### Given records
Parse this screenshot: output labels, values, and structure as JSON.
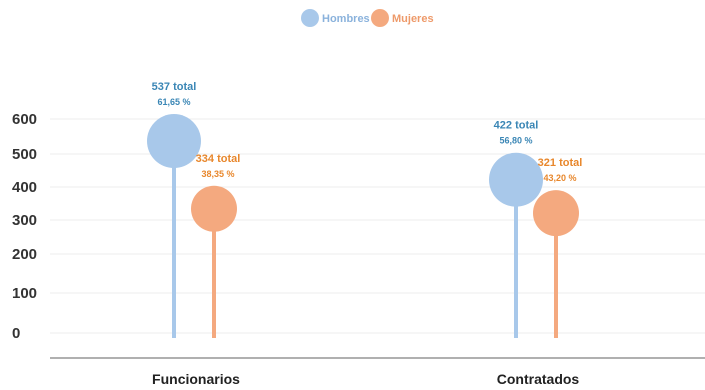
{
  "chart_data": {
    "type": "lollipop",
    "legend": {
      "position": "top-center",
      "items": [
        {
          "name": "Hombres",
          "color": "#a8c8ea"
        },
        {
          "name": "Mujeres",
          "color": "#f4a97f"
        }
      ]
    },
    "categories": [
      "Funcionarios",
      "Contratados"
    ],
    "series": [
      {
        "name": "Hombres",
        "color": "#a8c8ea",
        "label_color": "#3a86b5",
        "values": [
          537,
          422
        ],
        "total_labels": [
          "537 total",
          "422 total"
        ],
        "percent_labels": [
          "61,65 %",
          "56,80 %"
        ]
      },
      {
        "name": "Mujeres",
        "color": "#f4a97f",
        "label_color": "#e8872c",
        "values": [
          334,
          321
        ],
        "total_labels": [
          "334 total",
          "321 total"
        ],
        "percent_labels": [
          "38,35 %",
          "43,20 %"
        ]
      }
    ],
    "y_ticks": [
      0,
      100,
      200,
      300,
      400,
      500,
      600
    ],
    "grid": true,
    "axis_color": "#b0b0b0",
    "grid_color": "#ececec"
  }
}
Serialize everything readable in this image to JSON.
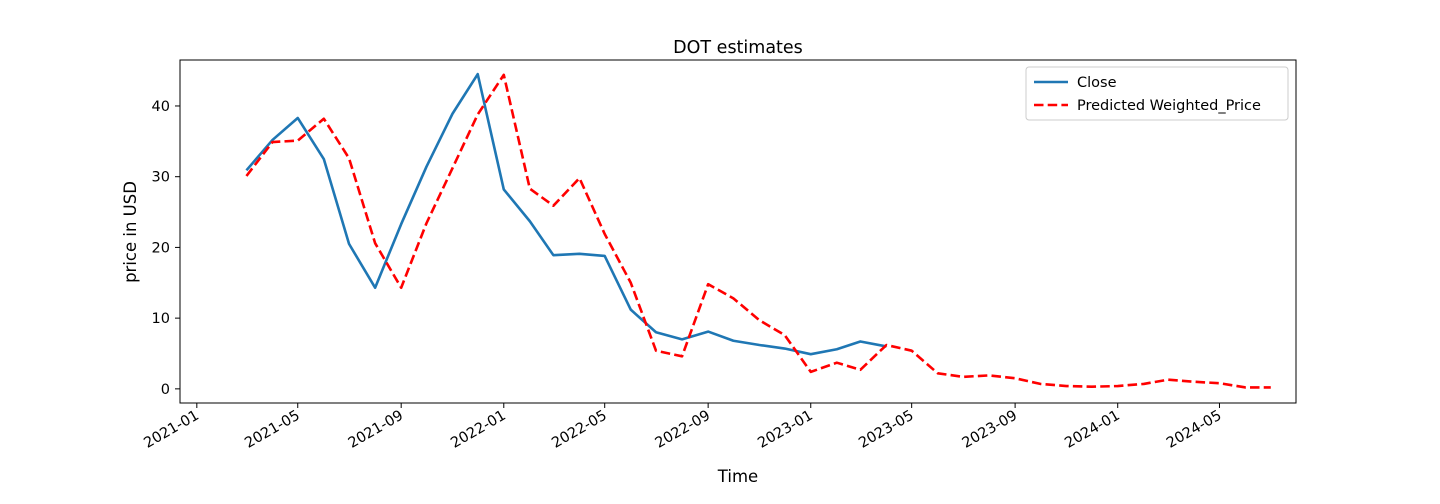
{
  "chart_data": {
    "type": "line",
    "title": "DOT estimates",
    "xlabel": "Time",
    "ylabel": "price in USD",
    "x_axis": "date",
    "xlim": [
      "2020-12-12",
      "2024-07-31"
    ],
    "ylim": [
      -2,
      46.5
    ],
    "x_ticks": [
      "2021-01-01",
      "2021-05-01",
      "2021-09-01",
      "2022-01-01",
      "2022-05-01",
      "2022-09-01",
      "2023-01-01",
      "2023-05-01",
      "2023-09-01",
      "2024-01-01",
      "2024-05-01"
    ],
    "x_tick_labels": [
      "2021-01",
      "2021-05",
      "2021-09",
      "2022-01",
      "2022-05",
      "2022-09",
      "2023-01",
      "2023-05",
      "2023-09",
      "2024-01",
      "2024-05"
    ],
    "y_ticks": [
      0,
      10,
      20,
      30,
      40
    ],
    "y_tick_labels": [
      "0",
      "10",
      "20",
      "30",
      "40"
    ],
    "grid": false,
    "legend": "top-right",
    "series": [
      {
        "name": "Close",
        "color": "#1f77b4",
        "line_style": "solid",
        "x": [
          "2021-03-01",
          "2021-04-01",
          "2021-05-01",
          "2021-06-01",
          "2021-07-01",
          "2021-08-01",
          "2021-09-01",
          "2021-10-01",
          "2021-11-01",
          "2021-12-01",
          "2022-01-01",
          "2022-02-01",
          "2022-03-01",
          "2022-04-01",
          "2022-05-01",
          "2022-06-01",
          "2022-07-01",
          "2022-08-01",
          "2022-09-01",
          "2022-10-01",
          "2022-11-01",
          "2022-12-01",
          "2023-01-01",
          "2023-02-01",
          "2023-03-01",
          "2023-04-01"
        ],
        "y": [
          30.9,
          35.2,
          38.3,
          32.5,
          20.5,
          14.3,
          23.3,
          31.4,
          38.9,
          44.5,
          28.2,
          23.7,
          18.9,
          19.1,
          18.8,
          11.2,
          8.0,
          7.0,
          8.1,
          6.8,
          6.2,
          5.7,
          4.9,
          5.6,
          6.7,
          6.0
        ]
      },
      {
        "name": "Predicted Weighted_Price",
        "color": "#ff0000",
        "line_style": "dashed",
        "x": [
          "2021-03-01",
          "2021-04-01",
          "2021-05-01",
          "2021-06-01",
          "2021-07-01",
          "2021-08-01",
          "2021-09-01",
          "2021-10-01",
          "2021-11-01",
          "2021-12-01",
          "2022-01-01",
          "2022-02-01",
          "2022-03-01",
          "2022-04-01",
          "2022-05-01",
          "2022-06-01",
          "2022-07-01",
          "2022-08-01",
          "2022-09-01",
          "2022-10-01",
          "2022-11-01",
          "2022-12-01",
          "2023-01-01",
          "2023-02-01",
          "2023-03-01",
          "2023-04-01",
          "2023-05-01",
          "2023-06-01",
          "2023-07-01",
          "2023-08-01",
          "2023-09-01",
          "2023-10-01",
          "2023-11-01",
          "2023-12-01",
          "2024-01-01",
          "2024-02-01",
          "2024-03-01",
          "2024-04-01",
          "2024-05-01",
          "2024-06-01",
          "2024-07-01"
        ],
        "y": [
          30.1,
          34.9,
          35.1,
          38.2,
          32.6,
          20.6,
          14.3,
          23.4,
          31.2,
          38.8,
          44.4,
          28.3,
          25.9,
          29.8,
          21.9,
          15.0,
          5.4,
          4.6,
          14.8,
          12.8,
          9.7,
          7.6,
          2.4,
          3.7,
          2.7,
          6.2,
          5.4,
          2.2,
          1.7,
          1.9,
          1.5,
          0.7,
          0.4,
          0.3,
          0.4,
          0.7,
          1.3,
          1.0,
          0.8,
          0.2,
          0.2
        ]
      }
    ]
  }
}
######
● **Objective**:
Reproduce the whole listing exactly, but not the images in it.

● **Completed task**:
Parse this screenshot: output labels, values, and structure as JSON.
{
  "chart_data": {
    "type": "lollipop",
    "legend": {
      "position": "top-center",
      "items": [
        {
          "name": "Hombres",
          "color": "#a8c8ea"
        },
        {
          "name": "Mujeres",
          "color": "#f4a97f"
        }
      ]
    },
    "categories": [
      "Funcionarios",
      "Contratados"
    ],
    "series": [
      {
        "name": "Hombres",
        "color": "#a8c8ea",
        "label_color": "#3a86b5",
        "values": [
          537,
          422
        ],
        "total_labels": [
          "537 total",
          "422 total"
        ],
        "percent_labels": [
          "61,65 %",
          "56,80 %"
        ]
      },
      {
        "name": "Mujeres",
        "color": "#f4a97f",
        "label_color": "#e8872c",
        "values": [
          334,
          321
        ],
        "total_labels": [
          "334 total",
          "321 total"
        ],
        "percent_labels": [
          "38,35 %",
          "43,20 %"
        ]
      }
    ],
    "y_ticks": [
      0,
      100,
      200,
      300,
      400,
      500,
      600
    ],
    "grid": true,
    "axis_color": "#b0b0b0",
    "grid_color": "#ececec"
  }
}
Serialize everything readable in this image to JSON.
{
  "chart_data": {
    "type": "line",
    "title": "DOT estimates",
    "xlabel": "Time",
    "ylabel": "price in USD",
    "x_axis": "date",
    "xlim": [
      "2020-12-12",
      "2024-07-31"
    ],
    "ylim": [
      -2,
      46.5
    ],
    "x_ticks": [
      "2021-01-01",
      "2021-05-01",
      "2021-09-01",
      "2022-01-01",
      "2022-05-01",
      "2022-09-01",
      "2023-01-01",
      "2023-05-01",
      "2023-09-01",
      "2024-01-01",
      "2024-05-01"
    ],
    "x_tick_labels": [
      "2021-01",
      "2021-05",
      "2021-09",
      "2022-01",
      "2022-05",
      "2022-09",
      "2023-01",
      "2023-05",
      "2023-09",
      "2024-01",
      "2024-05"
    ],
    "y_ticks": [
      0,
      10,
      20,
      30,
      40
    ],
    "y_tick_labels": [
      "0",
      "10",
      "20",
      "30",
      "40"
    ],
    "grid": false,
    "legend": "top-right",
    "series": [
      {
        "name": "Close",
        "color": "#1f77b4",
        "line_style": "solid",
        "x": [
          "2021-03-01",
          "2021-04-01",
          "2021-05-01",
          "2021-06-01",
          "2021-07-01",
          "2021-08-01",
          "2021-09-01",
          "2021-10-01",
          "2021-11-01",
          "2021-12-01",
          "2022-01-01",
          "2022-02-01",
          "2022-03-01",
          "2022-04-01",
          "2022-05-01",
          "2022-06-01",
          "2022-07-01",
          "2022-08-01",
          "2022-09-01",
          "2022-10-01",
          "2022-11-01",
          "2022-12-01",
          "2023-01-01",
          "2023-02-01",
          "2023-03-01",
          "2023-04-01"
        ],
        "y": [
          30.9,
          35.2,
          38.3,
          32.5,
          20.5,
          14.3,
          23.3,
          31.4,
          38.9,
          44.5,
          28.2,
          23.7,
          18.9,
          19.1,
          18.8,
          11.2,
          8.0,
          7.0,
          8.1,
          6.8,
          6.2,
          5.7,
          4.9,
          5.6,
          6.7,
          6.0
        ]
      },
      {
        "name": "Predicted Weighted_Price",
        "color": "#ff0000",
        "line_style": "dashed",
        "x": [
          "2021-03-01",
          "2021-04-01",
          "2021-05-01",
          "2021-06-01",
          "2021-07-01",
          "2021-08-01",
          "2021-09-01",
          "2021-10-01",
          "2021-11-01",
          "2021-12-01",
          "2022-01-01",
          "2022-02-01",
          "2022-03-01",
          "2022-04-01",
          "2022-05-01",
          "2022-06-01",
          "2022-07-01",
          "2022-08-01",
          "2022-09-01",
          "2022-10-01",
          "2022-11-01",
          "2022-12-01",
          "2023-01-01",
          "2023-02-01",
          "2023-03-01",
          "2023-04-01",
          "2023-05-01",
          "2023-06-01",
          "2023-07-01",
          "2023-08-01",
          "2023-09-01",
          "2023-10-01",
          "2023-11-01",
          "2023-12-01",
          "2024-01-01",
          "2024-02-01",
          "2024-03-01",
          "2024-04-01",
          "2024-05-01",
          "2024-06-01",
          "2024-07-01"
        ],
        "y": [
          30.1,
          34.9,
          35.1,
          38.2,
          32.6,
          20.6,
          14.3,
          23.4,
          31.2,
          38.8,
          44.4,
          28.3,
          25.9,
          29.8,
          21.9,
          15.0,
          5.4,
          4.6,
          14.8,
          12.8,
          9.7,
          7.6,
          2.4,
          3.7,
          2.7,
          6.2,
          5.4,
          2.2,
          1.7,
          1.9,
          1.5,
          0.7,
          0.4,
          0.3,
          0.4,
          0.7,
          1.3,
          1.0,
          0.8,
          0.2,
          0.2
        ]
      }
    ]
  }
}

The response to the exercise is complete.